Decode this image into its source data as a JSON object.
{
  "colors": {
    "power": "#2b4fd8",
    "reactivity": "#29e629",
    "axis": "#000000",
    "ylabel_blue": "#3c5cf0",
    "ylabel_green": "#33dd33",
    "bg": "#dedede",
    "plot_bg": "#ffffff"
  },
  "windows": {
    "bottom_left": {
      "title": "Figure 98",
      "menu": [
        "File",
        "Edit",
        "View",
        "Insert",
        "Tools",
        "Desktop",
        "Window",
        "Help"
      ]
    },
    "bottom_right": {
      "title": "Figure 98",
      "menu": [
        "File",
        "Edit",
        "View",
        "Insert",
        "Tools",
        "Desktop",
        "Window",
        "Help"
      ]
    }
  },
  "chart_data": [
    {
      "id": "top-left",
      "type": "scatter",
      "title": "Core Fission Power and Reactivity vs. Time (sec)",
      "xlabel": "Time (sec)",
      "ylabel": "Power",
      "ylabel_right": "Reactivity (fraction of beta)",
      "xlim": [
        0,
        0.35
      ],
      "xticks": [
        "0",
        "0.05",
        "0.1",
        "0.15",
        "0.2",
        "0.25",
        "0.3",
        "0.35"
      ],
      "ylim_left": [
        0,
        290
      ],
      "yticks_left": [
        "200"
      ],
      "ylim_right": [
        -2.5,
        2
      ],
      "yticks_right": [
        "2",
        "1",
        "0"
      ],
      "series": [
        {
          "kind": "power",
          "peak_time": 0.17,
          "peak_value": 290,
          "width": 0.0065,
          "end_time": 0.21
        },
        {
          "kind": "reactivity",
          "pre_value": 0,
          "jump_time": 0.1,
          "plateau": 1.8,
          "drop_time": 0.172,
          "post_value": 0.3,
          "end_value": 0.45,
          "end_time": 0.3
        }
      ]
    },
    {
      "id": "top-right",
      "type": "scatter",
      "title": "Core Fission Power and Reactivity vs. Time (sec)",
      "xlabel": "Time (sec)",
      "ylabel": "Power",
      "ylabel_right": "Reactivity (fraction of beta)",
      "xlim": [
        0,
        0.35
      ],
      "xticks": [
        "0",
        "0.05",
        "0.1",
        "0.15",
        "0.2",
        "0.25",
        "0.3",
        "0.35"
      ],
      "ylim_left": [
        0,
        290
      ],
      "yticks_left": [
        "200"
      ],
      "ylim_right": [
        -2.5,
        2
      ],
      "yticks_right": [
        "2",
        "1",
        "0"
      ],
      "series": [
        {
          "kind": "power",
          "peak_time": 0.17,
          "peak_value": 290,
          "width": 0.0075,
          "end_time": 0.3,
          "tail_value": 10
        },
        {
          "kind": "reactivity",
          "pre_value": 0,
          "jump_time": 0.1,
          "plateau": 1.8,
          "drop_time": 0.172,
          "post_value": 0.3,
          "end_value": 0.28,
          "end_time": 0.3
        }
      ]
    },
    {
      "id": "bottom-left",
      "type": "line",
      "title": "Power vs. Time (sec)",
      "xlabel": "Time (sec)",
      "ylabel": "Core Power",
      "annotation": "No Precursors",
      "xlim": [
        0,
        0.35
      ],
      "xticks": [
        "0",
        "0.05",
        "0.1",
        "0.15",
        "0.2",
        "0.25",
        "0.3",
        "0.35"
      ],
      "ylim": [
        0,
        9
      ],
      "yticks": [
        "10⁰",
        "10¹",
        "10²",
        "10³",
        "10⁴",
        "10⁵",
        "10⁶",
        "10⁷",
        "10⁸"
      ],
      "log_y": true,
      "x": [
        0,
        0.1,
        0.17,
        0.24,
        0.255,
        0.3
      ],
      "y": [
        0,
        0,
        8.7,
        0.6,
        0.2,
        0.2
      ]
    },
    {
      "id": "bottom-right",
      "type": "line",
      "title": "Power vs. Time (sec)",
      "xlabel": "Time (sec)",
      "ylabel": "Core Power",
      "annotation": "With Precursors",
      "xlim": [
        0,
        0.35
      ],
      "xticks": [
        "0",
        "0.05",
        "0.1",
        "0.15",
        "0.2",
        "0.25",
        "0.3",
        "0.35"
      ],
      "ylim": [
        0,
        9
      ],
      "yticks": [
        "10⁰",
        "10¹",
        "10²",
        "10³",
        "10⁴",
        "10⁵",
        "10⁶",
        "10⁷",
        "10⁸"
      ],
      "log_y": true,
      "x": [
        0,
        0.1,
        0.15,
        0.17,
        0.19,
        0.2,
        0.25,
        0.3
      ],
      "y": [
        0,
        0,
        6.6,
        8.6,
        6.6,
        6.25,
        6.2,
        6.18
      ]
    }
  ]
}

▶ _Task instructions_:
Repeat the records above in full, character for character.

▶ _Full response_:
Decode this image into its source data as a JSON object.
{
  "colors": {
    "power": "#2b4fd8",
    "reactivity": "#29e629",
    "axis": "#000000",
    "ylabel_blue": "#3c5cf0",
    "ylabel_green": "#33dd33",
    "bg": "#dedede",
    "plot_bg": "#ffffff"
  },
  "windows": {
    "bottom_left": {
      "title": "Figure 98",
      "menu": [
        "File",
        "Edit",
        "View",
        "Insert",
        "Tools",
        "Desktop",
        "Window",
        "Help"
      ]
    },
    "bottom_right": {
      "title": "Figure 98",
      "menu": [
        "File",
        "Edit",
        "View",
        "Insert",
        "Tools",
        "Desktop",
        "Window",
        "Help"
      ]
    }
  },
  "chart_data": [
    {
      "id": "top-left",
      "type": "scatter",
      "title": "Core Fission Power and Reactivity vs. Time (sec)",
      "xlabel": "Time (sec)",
      "ylabel": "Power",
      "ylabel_right": "Reactivity (fraction of beta)",
      "xlim": [
        0,
        0.35
      ],
      "xticks": [
        "0",
        "0.05",
        "0.1",
        "0.15",
        "0.2",
        "0.25",
        "0.3",
        "0.35"
      ],
      "ylim_left": [
        0,
        290
      ],
      "yticks_left": [
        "200"
      ],
      "ylim_right": [
        -2.5,
        2
      ],
      "yticks_right": [
        "2",
        "1",
        "0"
      ],
      "series": [
        {
          "kind": "power",
          "peak_time": 0.17,
          "peak_value": 290,
          "width": 0.0065,
          "end_time": 0.21
        },
        {
          "kind": "reactivity",
          "pre_value": 0,
          "jump_time": 0.1,
          "plateau": 1.8,
          "drop_time": 0.172,
          "post_value": 0.3,
          "end_value": 0.45,
          "end_time": 0.3
        }
      ]
    },
    {
      "id": "top-right",
      "type": "scatter",
      "title": "Core Fission Power and Reactivity vs. Time (sec)",
      "xlabel": "Time (sec)",
      "ylabel": "Power",
      "ylabel_right": "Reactivity (fraction of beta)",
      "xlim": [
        0,
        0.35
      ],
      "xticks": [
        "0",
        "0.05",
        "0.1",
        "0.15",
        "0.2",
        "0.25",
        "0.3",
        "0.35"
      ],
      "ylim_left": [
        0,
        290
      ],
      "yticks_left": [
        "200"
      ],
      "ylim_right": [
        -2.5,
        2
      ],
      "yticks_right": [
        "2",
        "1",
        "0"
      ],
      "series": [
        {
          "kind": "power",
          "peak_time": 0.17,
          "peak_value": 290,
          "width": 0.0075,
          "end_time": 0.3,
          "tail_value": 10
        },
        {
          "kind": "reactivity",
          "pre_value": 0,
          "jump_time": 0.1,
          "plateau": 1.8,
          "drop_time": 0.172,
          "post_value": 0.3,
          "end_value": 0.28,
          "end_time": 0.3
        }
      ]
    },
    {
      "id": "bottom-left",
      "type": "line",
      "title": "Power vs. Time (sec)",
      "xlabel": "Time (sec)",
      "ylabel": "Core Power",
      "annotation": "No Precursors",
      "xlim": [
        0,
        0.35
      ],
      "xticks": [
        "0",
        "0.05",
        "0.1",
        "0.15",
        "0.2",
        "0.25",
        "0.3",
        "0.35"
      ],
      "ylim": [
        0,
        9
      ],
      "yticks": [
        "10⁰",
        "10¹",
        "10²",
        "10³",
        "10⁴",
        "10⁵",
        "10⁶",
        "10⁷",
        "10⁸"
      ],
      "log_y": true,
      "x": [
        0,
        0.1,
        0.17,
        0.24,
        0.255,
        0.3
      ],
      "y": [
        0,
        0,
        8.7,
        0.6,
        0.2,
        0.2
      ]
    },
    {
      "id": "bottom-right",
      "type": "line",
      "title": "Power vs. Time (sec)",
      "xlabel": "Time (sec)",
      "ylabel": "Core Power",
      "annotation": "With Precursors",
      "xlim": [
        0,
        0.35
      ],
      "xticks": [
        "0",
        "0.05",
        "0.1",
        "0.15",
        "0.2",
        "0.25",
        "0.3",
        "0.35"
      ],
      "ylim": [
        0,
        9
      ],
      "yticks": [
        "10⁰",
        "10¹",
        "10²",
        "10³",
        "10⁴",
        "10⁵",
        "10⁶",
        "10⁷",
        "10⁸"
      ],
      "log_y": true,
      "x": [
        0,
        0.1,
        0.15,
        0.17,
        0.19,
        0.2,
        0.25,
        0.3
      ],
      "y": [
        0,
        0,
        6.6,
        8.6,
        6.6,
        6.25,
        6.2,
        6.18
      ]
    }
  ]
}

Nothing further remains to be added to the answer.